◆ Problem requirements:
Repeat the lines below exactly as they appear, but leave out the images.

Figure content listings
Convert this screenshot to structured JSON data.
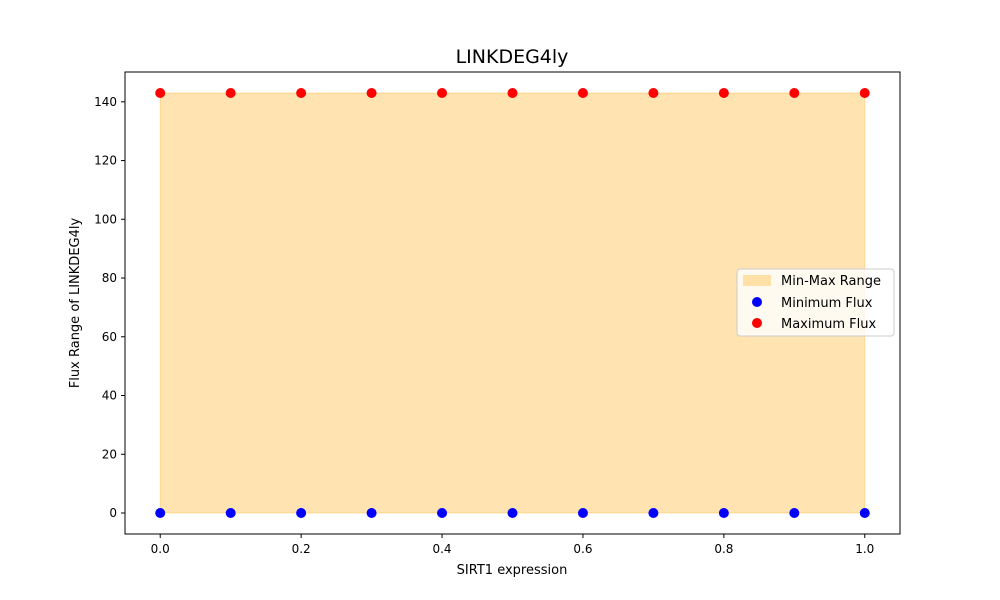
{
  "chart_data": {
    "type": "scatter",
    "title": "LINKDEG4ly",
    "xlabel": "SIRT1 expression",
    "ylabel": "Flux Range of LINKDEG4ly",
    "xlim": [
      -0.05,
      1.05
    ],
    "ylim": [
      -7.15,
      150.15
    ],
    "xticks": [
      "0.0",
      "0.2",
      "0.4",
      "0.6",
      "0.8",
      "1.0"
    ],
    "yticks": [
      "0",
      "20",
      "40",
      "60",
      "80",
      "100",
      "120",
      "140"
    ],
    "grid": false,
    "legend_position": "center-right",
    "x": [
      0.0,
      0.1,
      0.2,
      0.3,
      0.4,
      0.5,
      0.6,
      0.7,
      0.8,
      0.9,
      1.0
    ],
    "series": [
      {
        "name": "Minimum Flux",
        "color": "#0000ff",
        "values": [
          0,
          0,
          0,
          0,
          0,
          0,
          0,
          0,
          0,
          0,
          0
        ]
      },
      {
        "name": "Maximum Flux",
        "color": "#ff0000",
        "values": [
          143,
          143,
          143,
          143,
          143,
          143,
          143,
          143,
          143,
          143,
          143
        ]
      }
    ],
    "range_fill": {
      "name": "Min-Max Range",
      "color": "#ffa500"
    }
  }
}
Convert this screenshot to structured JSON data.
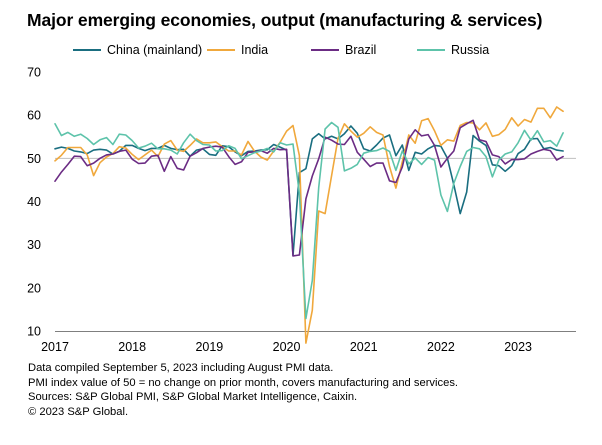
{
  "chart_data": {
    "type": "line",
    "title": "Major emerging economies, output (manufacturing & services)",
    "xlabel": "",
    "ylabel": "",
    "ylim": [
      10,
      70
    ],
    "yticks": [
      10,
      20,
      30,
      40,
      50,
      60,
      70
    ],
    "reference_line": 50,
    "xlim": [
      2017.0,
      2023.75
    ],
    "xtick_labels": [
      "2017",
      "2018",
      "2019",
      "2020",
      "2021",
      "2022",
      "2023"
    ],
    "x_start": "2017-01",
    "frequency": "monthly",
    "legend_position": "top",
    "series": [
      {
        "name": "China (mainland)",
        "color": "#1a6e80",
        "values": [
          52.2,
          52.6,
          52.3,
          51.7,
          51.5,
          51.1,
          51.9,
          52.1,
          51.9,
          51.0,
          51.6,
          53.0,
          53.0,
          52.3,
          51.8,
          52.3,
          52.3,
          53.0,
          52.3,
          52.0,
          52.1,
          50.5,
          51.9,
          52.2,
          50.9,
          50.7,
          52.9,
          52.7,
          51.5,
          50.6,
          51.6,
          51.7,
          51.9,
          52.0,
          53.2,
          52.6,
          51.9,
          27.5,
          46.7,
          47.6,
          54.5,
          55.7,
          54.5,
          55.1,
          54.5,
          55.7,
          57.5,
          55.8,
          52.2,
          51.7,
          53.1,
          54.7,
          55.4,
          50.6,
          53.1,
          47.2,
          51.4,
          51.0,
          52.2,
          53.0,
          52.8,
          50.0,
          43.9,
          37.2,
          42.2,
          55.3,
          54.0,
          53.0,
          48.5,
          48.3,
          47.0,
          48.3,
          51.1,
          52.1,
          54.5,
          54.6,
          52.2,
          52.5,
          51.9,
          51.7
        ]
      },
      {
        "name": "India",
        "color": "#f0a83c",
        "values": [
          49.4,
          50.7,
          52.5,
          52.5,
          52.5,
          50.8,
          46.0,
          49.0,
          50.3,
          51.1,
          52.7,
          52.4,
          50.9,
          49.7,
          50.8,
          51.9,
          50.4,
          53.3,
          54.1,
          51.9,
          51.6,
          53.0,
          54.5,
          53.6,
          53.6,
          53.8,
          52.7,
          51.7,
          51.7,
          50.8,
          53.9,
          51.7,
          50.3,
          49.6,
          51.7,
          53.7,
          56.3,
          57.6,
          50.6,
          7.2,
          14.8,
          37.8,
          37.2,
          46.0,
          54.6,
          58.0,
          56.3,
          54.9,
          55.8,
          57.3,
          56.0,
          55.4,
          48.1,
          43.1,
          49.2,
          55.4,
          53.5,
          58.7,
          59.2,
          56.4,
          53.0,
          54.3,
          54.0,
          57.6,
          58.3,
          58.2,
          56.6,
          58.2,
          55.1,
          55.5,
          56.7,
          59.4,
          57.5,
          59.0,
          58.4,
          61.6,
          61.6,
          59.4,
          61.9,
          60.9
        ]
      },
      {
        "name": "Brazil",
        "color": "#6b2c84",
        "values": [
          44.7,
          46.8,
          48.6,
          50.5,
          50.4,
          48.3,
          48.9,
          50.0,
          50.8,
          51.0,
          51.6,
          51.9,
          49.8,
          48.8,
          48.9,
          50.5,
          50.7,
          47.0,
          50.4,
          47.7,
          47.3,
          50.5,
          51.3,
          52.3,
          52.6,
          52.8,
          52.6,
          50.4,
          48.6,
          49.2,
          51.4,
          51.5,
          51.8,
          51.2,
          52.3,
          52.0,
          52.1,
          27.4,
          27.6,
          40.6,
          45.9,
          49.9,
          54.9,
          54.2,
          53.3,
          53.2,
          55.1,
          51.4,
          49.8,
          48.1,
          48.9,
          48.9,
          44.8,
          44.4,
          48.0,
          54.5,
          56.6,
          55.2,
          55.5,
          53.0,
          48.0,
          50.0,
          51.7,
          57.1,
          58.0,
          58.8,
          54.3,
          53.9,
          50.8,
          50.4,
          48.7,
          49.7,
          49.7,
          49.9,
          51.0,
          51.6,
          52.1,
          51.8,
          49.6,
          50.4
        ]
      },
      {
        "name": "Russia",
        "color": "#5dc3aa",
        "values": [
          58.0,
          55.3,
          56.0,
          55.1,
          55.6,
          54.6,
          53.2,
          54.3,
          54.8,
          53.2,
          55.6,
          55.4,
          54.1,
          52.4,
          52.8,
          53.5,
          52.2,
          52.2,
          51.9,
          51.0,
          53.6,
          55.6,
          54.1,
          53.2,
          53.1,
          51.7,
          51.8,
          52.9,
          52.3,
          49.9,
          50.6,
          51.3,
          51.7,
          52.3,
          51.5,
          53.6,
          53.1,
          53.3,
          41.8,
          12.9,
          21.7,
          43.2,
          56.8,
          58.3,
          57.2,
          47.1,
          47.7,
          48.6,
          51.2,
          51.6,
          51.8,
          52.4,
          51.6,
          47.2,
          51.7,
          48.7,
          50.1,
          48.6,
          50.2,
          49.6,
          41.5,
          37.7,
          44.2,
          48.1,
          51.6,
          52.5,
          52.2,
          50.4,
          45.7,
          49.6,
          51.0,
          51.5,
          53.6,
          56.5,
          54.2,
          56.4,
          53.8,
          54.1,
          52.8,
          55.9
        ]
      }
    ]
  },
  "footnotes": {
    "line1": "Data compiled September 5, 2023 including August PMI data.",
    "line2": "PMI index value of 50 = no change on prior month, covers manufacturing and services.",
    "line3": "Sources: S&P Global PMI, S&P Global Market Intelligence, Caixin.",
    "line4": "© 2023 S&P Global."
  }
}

◆ Correct response:
Convert this screenshot to structured JSON data.
{
  "chart_data": {
    "type": "scatter",
    "title": "LINKDEG4ly",
    "xlabel": "SIRT1 expression",
    "ylabel": "Flux Range of LINKDEG4ly",
    "xlim": [
      -0.05,
      1.05
    ],
    "ylim": [
      -7.15,
      150.15
    ],
    "xticks": [
      "0.0",
      "0.2",
      "0.4",
      "0.6",
      "0.8",
      "1.0"
    ],
    "yticks": [
      "0",
      "20",
      "40",
      "60",
      "80",
      "100",
      "120",
      "140"
    ],
    "grid": false,
    "legend_position": "center-right",
    "x": [
      0.0,
      0.1,
      0.2,
      0.3,
      0.4,
      0.5,
      0.6,
      0.7,
      0.8,
      0.9,
      1.0
    ],
    "series": [
      {
        "name": "Minimum Flux",
        "color": "#0000ff",
        "values": [
          0,
          0,
          0,
          0,
          0,
          0,
          0,
          0,
          0,
          0,
          0
        ]
      },
      {
        "name": "Maximum Flux",
        "color": "#ff0000",
        "values": [
          143,
          143,
          143,
          143,
          143,
          143,
          143,
          143,
          143,
          143,
          143
        ]
      }
    ],
    "range_fill": {
      "name": "Min-Max Range",
      "color": "#ffa500"
    }
  }
}
Convert this screenshot to structured JSON data.
{
  "chart_data": {
    "type": "line",
    "title": "Major emerging economies, output (manufacturing & services)",
    "xlabel": "",
    "ylabel": "",
    "ylim": [
      10,
      70
    ],
    "yticks": [
      10,
      20,
      30,
      40,
      50,
      60,
      70
    ],
    "reference_line": 50,
    "xlim": [
      2017.0,
      2023.75
    ],
    "xtick_labels": [
      "2017",
      "2018",
      "2019",
      "2020",
      "2021",
      "2022",
      "2023"
    ],
    "x_start": "2017-01",
    "frequency": "monthly",
    "legend_position": "top",
    "series": [
      {
        "name": "China (mainland)",
        "color": "#1a6e80",
        "values": [
          52.2,
          52.6,
          52.3,
          51.7,
          51.5,
          51.1,
          51.9,
          52.1,
          51.9,
          51.0,
          51.6,
          53.0,
          53.0,
          52.3,
          51.8,
          52.3,
          52.3,
          53.0,
          52.3,
          52.0,
          52.1,
          50.5,
          51.9,
          52.2,
          50.9,
          50.7,
          52.9,
          52.7,
          51.5,
          50.6,
          51.6,
          51.7,
          51.9,
          52.0,
          53.2,
          52.6,
          51.9,
          27.5,
          46.7,
          47.6,
          54.5,
          55.7,
          54.5,
          55.1,
          54.5,
          55.7,
          57.5,
          55.8,
          52.2,
          51.7,
          53.1,
          54.7,
          55.4,
          50.6,
          53.1,
          47.2,
          51.4,
          51.0,
          52.2,
          53.0,
          52.8,
          50.0,
          43.9,
          37.2,
          42.2,
          55.3,
          54.0,
          53.0,
          48.5,
          48.3,
          47.0,
          48.3,
          51.1,
          52.1,
          54.5,
          54.6,
          52.2,
          52.5,
          51.9,
          51.7
        ]
      },
      {
        "name": "India",
        "color": "#f0a83c",
        "values": [
          49.4,
          50.7,
          52.5,
          52.5,
          52.5,
          50.8,
          46.0,
          49.0,
          50.3,
          51.1,
          52.7,
          52.4,
          50.9,
          49.7,
          50.8,
          51.9,
          50.4,
          53.3,
          54.1,
          51.9,
          51.6,
          53.0,
          54.5,
          53.6,
          53.6,
          53.8,
          52.7,
          51.7,
          51.7,
          50.8,
          53.9,
          51.7,
          50.3,
          49.6,
          51.7,
          53.7,
          56.3,
          57.6,
          50.6,
          7.2,
          14.8,
          37.8,
          37.2,
          46.0,
          54.6,
          58.0,
          56.3,
          54.9,
          55.8,
          57.3,
          56.0,
          55.4,
          48.1,
          43.1,
          49.2,
          55.4,
          53.5,
          58.7,
          59.2,
          56.4,
          53.0,
          54.3,
          54.0,
          57.6,
          58.3,
          58.2,
          56.6,
          58.2,
          55.1,
          55.5,
          56.7,
          59.4,
          57.5,
          59.0,
          58.4,
          61.6,
          61.6,
          59.4,
          61.9,
          60.9
        ]
      },
      {
        "name": "Brazil",
        "color": "#6b2c84",
        "values": [
          44.7,
          46.8,
          48.6,
          50.5,
          50.4,
          48.3,
          48.9,
          50.0,
          50.8,
          51.0,
          51.6,
          51.9,
          49.8,
          48.8,
          48.9,
          50.5,
          50.7,
          47.0,
          50.4,
          47.7,
          47.3,
          50.5,
          51.3,
          52.3,
          52.6,
          52.8,
          52.6,
          50.4,
          48.6,
          49.2,
          51.4,
          51.5,
          51.8,
          51.2,
          52.3,
          52.0,
          52.1,
          27.4,
          27.6,
          40.6,
          45.9,
          49.9,
          54.9,
          54.2,
          53.3,
          53.2,
          55.1,
          51.4,
          49.8,
          48.1,
          48.9,
          48.9,
          44.8,
          44.4,
          48.0,
          54.5,
          56.6,
          55.2,
          55.5,
          53.0,
          48.0,
          50.0,
          51.7,
          57.1,
          58.0,
          58.8,
          54.3,
          53.9,
          50.8,
          50.4,
          48.7,
          49.7,
          49.7,
          49.9,
          51.0,
          51.6,
          52.1,
          51.8,
          49.6,
          50.4
        ]
      },
      {
        "name": "Russia",
        "color": "#5dc3aa",
        "values": [
          58.0,
          55.3,
          56.0,
          55.1,
          55.6,
          54.6,
          53.2,
          54.3,
          54.8,
          53.2,
          55.6,
          55.4,
          54.1,
          52.4,
          52.8,
          53.5,
          52.2,
          52.2,
          51.9,
          51.0,
          53.6,
          55.6,
          54.1,
          53.2,
          53.1,
          51.7,
          51.8,
          52.9,
          52.3,
          49.9,
          50.6,
          51.3,
          51.7,
          52.3,
          51.5,
          53.6,
          53.1,
          53.3,
          41.8,
          12.9,
          21.7,
          43.2,
          56.8,
          58.3,
          57.2,
          47.1,
          47.7,
          48.6,
          51.2,
          51.6,
          51.8,
          52.4,
          51.6,
          47.2,
          51.7,
          48.7,
          50.1,
          48.6,
          50.2,
          49.6,
          41.5,
          37.7,
          44.2,
          48.1,
          51.6,
          52.5,
          52.2,
          50.4,
          45.7,
          49.6,
          51.0,
          51.5,
          53.6,
          56.5,
          54.2,
          56.4,
          53.8,
          54.1,
          52.8,
          55.9
        ]
      }
    ]
  },
  "footnotes": {
    "line1": "Data compiled September 5, 2023 including August PMI data.",
    "line2": "PMI index value of 50 = no change on prior month, covers manufacturing and services.",
    "line3": "Sources: S&P Global PMI, S&P Global Market Intelligence, Caixin.",
    "line4": "© 2023 S&P Global."
  }
}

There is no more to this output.